_Task brief_: Go through the lines below. Copy those with "this".

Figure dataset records
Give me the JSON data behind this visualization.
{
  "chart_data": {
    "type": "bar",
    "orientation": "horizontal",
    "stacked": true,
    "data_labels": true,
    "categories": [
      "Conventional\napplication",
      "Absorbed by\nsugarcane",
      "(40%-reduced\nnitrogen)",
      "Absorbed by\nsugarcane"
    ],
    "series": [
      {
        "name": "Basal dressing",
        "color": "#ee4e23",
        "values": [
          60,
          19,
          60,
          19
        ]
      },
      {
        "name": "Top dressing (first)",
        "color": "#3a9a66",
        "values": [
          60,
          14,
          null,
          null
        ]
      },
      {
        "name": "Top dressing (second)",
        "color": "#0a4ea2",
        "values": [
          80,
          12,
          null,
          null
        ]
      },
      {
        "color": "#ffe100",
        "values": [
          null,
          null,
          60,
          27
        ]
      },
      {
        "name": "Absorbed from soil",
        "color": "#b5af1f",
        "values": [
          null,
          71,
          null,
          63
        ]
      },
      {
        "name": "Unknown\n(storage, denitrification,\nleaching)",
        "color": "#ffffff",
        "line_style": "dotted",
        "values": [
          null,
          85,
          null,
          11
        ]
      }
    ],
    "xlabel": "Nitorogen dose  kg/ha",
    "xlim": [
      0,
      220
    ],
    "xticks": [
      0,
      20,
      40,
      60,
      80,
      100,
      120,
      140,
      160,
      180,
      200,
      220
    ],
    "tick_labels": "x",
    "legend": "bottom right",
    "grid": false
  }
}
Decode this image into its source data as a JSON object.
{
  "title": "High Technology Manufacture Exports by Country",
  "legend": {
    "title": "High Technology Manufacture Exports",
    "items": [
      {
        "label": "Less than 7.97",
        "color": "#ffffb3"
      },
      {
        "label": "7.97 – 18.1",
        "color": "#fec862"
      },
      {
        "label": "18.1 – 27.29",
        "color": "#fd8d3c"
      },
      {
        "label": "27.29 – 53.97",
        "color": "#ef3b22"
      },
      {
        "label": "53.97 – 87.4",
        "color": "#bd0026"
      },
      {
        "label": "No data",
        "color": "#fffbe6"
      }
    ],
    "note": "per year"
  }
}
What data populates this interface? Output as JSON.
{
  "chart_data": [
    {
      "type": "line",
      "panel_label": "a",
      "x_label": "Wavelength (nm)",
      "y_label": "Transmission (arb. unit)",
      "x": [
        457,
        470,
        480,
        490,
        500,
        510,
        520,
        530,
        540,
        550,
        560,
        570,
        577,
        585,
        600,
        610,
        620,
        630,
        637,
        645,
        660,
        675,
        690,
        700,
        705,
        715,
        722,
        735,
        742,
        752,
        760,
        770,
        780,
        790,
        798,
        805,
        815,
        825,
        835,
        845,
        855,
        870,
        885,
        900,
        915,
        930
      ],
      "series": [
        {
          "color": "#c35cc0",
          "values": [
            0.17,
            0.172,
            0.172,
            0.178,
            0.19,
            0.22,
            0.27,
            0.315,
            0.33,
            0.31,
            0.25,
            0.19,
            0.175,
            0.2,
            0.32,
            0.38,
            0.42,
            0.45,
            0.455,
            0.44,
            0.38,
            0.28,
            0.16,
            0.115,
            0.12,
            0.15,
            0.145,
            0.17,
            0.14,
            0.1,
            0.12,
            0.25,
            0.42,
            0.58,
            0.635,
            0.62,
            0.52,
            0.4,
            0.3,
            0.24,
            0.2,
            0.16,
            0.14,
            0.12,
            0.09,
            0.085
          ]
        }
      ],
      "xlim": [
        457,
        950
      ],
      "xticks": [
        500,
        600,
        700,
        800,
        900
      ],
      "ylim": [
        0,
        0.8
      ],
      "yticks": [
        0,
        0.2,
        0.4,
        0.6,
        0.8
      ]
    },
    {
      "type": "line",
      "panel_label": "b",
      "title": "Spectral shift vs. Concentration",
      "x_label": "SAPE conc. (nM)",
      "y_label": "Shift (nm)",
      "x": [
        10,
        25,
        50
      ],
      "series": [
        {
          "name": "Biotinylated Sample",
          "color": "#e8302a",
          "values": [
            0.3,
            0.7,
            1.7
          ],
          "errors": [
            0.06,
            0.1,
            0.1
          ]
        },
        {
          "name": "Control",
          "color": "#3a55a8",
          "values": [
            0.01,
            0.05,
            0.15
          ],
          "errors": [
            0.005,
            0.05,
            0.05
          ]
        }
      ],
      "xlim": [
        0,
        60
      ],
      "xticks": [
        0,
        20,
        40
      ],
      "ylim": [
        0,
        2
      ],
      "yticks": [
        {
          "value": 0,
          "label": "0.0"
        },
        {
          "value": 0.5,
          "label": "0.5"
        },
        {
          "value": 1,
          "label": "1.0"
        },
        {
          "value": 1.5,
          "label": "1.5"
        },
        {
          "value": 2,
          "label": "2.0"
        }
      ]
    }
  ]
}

_Correct response_:
Give me the JSON data behind this visualization.
Decode this image into its source data as a JSON object.
What data populates this interface? Output as JSON.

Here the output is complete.